[Collected data]
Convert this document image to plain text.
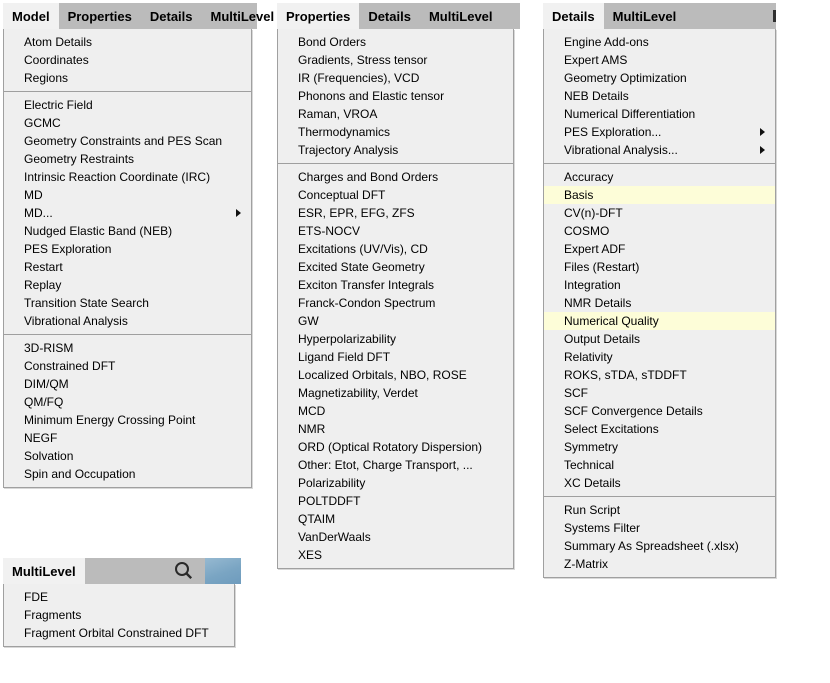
Model	Properties	Details	MultiLevel
Atom Details
Coordinates
Regions
Electric Field
GCMC
Geometry Constraints and PES Scan
Geometry Restraints
Intrinsic Reaction Coordinate (IRC)
MD
MD...
Nudged Elastic Band (NEB)
PES Exploration
Restart
Replay
Transition State Search
Vibrational Analysis
3D-RISM
Constrained DFT
DIM/QM
QM/FQ
Minimum Energy Crossing Point
NEGF
Solvation
Spin and Occupation
Properties	Details	MultiLevel
Bond Orders
Gradients, Stress tensor
IR (Frequencies), VCD
Phonons and Elastic tensor
Raman, VROA
Thermodynamics
Trajectory Analysis
Charges and Bond Orders
Conceptual DFT
ESR, EPR, EFG, ZFS
ETS-NOCV
Excitations (UV/Vis), CD
Excited State Geometry
Exciton Transfer Integrals
Franck-Condon Spectrum
GW
Hyperpolarizability
Ligand Field DFT
Localized Orbitals, NBO, ROSE
Magnetizability, Verdet
MCD
NMR
ORD (Optical Rotatory Dispersion)
Other: Etot, Charge Transport, ...
Polarizability
POLTDDFT
QTAIM
VanDerWaals
XES
Details	MultiLevel
Engine Add-ons
Expert AMS
Geometry Optimization
NEB Details
Numerical Differentiation
PES Exploration...
Vibrational Analysis...
Accuracy
Basis
CV(n)-DFT
COSMO
Expert ADF
Files (Restart)
Integration
NMR Details
Numerical Quality
Output Details
Relativity
ROKS, sTDA, sTDDFT
SCF
SCF Convergence Details
Select Excitations
Symmetry
Technical
XC Details
Run Script
Systems Filter
Summary As Spreadsheet (.xlsx)
Z-Matrix
MultiLevel
FDE
Fragments
Fragment Orbital Constrained DFT
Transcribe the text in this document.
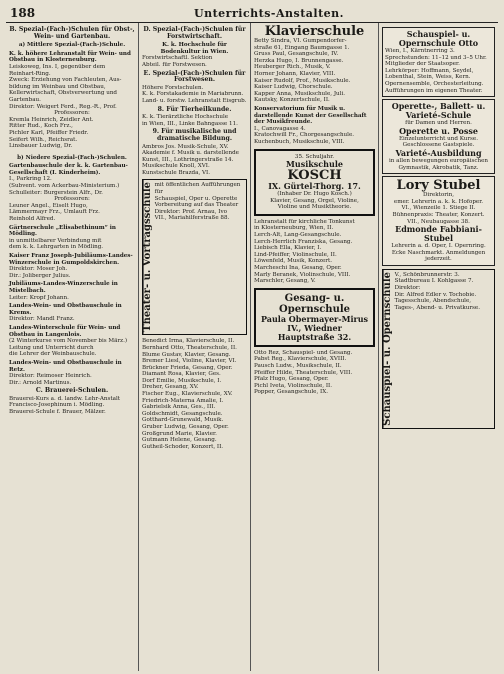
188	Unterrichts-Anstalten.
B. Spezial-(Fach-)Schulen für Obst-, Wein- und Gartenbau.
a) Mittlere Spezial-(Fach-)Schule.
K. k. höhere Lehranstalt für Wein- und Obstbau in Klosterneuburg.
Leiskoweg, Ins. I, gegenüber dem
Reinhart-Ring.
Zweck: Erziehung von Fachleuten, Aus-
bildung im Weinbau und Obstbau,
Kellerwirtschaft, Obstverwertung und
Gartenbau.
Direktor: Weigert Ferd., Reg.-R., Prof.
Professoren:
Kremla Heinrich, Zeidler Ant.
Ritter Rud., Koch Frz.,
Pichler Karl, Pfeiffer Friedr.
Seifert Wilh., Reichsrat.
Linsbauer Ludwig, Dr.
b) Niedere Spezial-(Fach-)Schulen.
Gartenbauschule der k. k. Gartenbau-Gesellschaft (I. Kinderheim).
I., Parkring 12.
(Subvent. vom Ackerbau-Ministerium.)
Schulleiter: Burgerstein Alfr., Dr.
Professoren:
Leuner Angel., Eiselt Hugo,
Lämmermayr Frz., Umlauft Frz.
Reinhold Alfred.
Gärtnerschule „Elisabethinum“ in Mödling.
in unmittelbarer Verbindung mit
dem k. k. Lehrgarten in Mödling.
Kaiser Franz Joseph-Jubiläums-Landes-Winzerschule in Gumpoldskirchen.
Direktor: Moser Joh.
Dir.: Joliberger Julius.
Jubiläums-Landes-Winzerschule in Mistelbach.
Leiter: Kropf Johann.
Landes-Wein- und Obstbauschule in Krems.
Direktor: Mandl Franz.
Landes-Winterschule für Wein- und Obstbau in Langenlois.
(2 Winterkurse vom November bis März.)
Leitung und Unterricht durch
die Lehrer der Weinbauschule.
Landes-Wein- und Obstbauschule in Retz.
Direktor: Reimoser Heinrich.
Dir.: Arnold Martinus.
C. Brauerei-Schulen.
Brauerei-Kurs a. d. landw. Lehr-Anstalt
Francisco-Josephinum i. Mödling.
Brauerei-Schule f. Brauer, Mälzer.
D. Spezial-(Fach-)Schulen für Forstwirtschaft.
K. k. Hochschule für Bodenkultur in Wien.
Forstwirtschaftl. Sektion
Abteil. für Forstwesen.
E. Spezial-(Fach-)Schulen für Forstwesen.
Höhere Forstschulen.
K. k. Forstakademie in Mariabrunn.
Land- u. forstw. Lehranstalt Eisgrub.
8. Für Tierheilkunde.
K. k. Tierärztliche Hochschule
in Wien, III., Linke Bahngasse 11.
9. Für musikalische und dramatische Bildung.
Ambros Jos. Musik-Schule, XV.
Akademie f. Musik u. darstellende
Kunst, III., Lothringerstraße 14.
Musikschule Knoll, XVI.
Kunstschule Brazda, VI.
Theater- u. Vortragsschule mit öffentlichen Aufführungen für
Schauspiel, Oper u. Operette
Vorbereitung auf das Theater
Direktor: Prof. Arnau, Ivo
VII., Mariahilferstraße 88.
Benedict Irma, Klavierschule, II.
Bernhard Otto, Theaterschule, II.
Blume Gustav, Klavier, Gesang.
Bremer Liesl, Violine, Klavier, VI.
Brückner Frieda, Gesang, Oper.
Diamant Rosa, Klavier, Ges.
Dorf Emilie, Musikschule, I.
Dreher, Gesang, XV.
Fischer Eug., Klavierschule, XV.
Friedrich-Materna Amalie, I.
Gabrielsik Anna, Ges., III.
Goldschmidt, Gesangschule.
Gotthard-Grunewald, Musik.
Gruber Ludwig, Gesang, Oper.
Großgrund Marie, Klavier.
Gutmann Helene, Gesang.
Gutheil-Schoder, Konzert, II.
Klavierschule
Betty Sindra, VI. Gumpendorfer-
straße 61, Eingang Baumgasse 1.
Gruss Paul, Gesangschule, IV.
Herzka Hugo, I. Brunnengasse.
Heuberger Rich., Musik, V.
Horner Johann, Klavier, VIII.
Kaiser Rudolf, Prof., Musikschule.
Kaiser Ludwig, Chorschule.
Kapper Anna, Musikschule, Juli.
Kautsky, Konzertschule, II.
Konservatorium für Musik u. darstellende Kunst der Gesellschaft der Musikfreunde.
I., Canovagasse 4.
Kratochwill Fr., Chorgesangschule.
Kuchenbuch, Musikschule, VIII.
35. Schuljahr.
Musikschule
KOSCH
IX. Gürtel-Thorg. 17.
(Inhaber Dr. Hugo Kosch.)
Klavier, Gesang, Orgel, Violine,
Violine und Musiktheorie.
Lehranstalt für kirchliche Tonkunst
in Klosterneuburg, Wien, II.
Lerch-Alt, Lang-Gesangschule.
Lerch-Herrlich Franziska, Gesang.
Liebisch Ella, Klavier, I.
Lind-Pfeiffer, Violinschule, II.
Löwenfeld, Musik, Konzert.
Marcheschi Ina, Gesang, Oper.
Marly Beranek, Violinschule, VIII.
Marschler, Gesang, V.
Gesang- u. Opernschule
Paula Obermayer-Mirus
IV., Wiedner Hauptstraße 32.
Otto Rez, Schauspiel- und Gesang.
Pabst Reg., Klavierschule, XVIII.
Pausch Ludw., Musikschule, II.
Pfeiffer Hilde, Theaterschule, VIII.
Pfalz Hugo, Gesang, Oper.
Pichl Iveta, Violinschule, II.
Popper, Gesangschule, IX.
Schauspiel- u. Opernschule Otto
Wien, I., Kärntnerring 3.
Sprechstunden: 11–12 und 3–5 Uhr.
Mitglieder der Staatsoper.
Lehrkörper: Hoffmann, Seydel,
Lobenthal, Stein, Weiss, Kern.
Opernensemble, Orchesterleitung.
Aufführungen im eigenen Theater.
Operette-, Ballett- u. Varieté-Schule
für Damen und Herren.
Operette u. Posse
Einzelunterricht und Kurse.
Geschlossene Gastspiele.
Varieté-Ausbildung
in allen bewegungen europäischen
Gymnastik, Akrobatik, Tanz.
Lory Stubel
Direktorin,
emer. Lehrerin a. k. k. Hofoper.
VI., Wienzeile 1. Stiege II.
Bühnenpraxis: Theater, Konzert.
VII., Neubaugasse 38.
Edmonde Fabbiani-Stubel
Lehrerin a. d. Oper, I. Opernring.
Ecke Naschmarkt. Anmeldungen
jederzeit.
Schauspiel- u. Opernschule V., Schönbrunnerstr. 3.
Stadtbureau I. Kohlgasse 7.
Direktor:
Dir. Alfred Edler v. Tochobie.
Tagesschule, Abendschule,
Tages-, Abend- u. Privatkurse.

◆ **WORK TO DO**
Check each line above for "Hochschule" and return the ones that have it.

◆ **THE ANSWER**
K. k. Hochschule für Bodenkultur in Wien.
K. k. Tierärztliche Hochschule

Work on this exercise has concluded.